AIM OF THE EXERCISE
Determine the number of lines in the data that include the word "JSON", and write only that number.
****************************************
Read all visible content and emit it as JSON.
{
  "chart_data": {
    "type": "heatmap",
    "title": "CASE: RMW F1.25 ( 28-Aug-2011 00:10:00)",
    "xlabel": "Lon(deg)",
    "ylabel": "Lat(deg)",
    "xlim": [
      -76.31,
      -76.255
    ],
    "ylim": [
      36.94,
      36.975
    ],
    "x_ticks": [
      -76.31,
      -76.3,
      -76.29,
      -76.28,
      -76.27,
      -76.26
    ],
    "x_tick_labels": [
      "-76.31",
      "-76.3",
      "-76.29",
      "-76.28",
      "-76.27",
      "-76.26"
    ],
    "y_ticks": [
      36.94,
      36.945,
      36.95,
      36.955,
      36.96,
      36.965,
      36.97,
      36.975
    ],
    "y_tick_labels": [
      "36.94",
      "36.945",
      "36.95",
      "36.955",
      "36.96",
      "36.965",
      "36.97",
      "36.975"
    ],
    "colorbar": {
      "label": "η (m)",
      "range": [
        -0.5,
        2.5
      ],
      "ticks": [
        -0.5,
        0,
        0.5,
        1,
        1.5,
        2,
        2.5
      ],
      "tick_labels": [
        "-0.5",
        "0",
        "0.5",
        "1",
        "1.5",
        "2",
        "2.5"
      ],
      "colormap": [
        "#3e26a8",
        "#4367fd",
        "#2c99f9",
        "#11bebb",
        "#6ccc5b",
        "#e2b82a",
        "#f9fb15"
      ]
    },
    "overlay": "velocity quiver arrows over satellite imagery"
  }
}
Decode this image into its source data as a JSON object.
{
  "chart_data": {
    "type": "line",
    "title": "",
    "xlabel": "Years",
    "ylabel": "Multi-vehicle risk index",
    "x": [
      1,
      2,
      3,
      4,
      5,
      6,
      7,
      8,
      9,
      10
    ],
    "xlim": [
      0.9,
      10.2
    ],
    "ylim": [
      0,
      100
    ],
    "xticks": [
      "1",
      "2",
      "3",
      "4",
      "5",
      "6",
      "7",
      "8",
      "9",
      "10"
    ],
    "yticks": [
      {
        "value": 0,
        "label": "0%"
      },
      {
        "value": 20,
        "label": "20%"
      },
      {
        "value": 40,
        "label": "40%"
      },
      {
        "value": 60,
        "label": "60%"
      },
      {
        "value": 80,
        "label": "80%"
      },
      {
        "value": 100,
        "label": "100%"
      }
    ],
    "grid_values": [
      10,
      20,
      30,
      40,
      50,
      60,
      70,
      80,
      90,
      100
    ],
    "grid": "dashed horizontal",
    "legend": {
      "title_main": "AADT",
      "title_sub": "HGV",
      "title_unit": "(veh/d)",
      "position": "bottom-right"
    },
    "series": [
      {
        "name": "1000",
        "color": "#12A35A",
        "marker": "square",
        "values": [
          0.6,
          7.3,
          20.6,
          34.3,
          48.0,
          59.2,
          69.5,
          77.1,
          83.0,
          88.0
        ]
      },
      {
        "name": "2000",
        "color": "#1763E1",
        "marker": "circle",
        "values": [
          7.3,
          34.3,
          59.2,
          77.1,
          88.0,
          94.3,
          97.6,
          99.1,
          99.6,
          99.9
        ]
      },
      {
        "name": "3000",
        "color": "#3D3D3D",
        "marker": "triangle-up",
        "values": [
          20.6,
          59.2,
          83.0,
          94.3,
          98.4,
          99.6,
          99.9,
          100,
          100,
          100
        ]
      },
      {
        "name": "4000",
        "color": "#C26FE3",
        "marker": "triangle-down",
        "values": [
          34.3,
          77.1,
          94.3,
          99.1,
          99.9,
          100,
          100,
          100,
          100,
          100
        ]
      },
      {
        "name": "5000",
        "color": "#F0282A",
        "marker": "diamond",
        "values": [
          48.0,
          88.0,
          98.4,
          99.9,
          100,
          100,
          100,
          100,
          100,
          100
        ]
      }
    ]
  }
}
****************************************
CORRECT ANSWER
2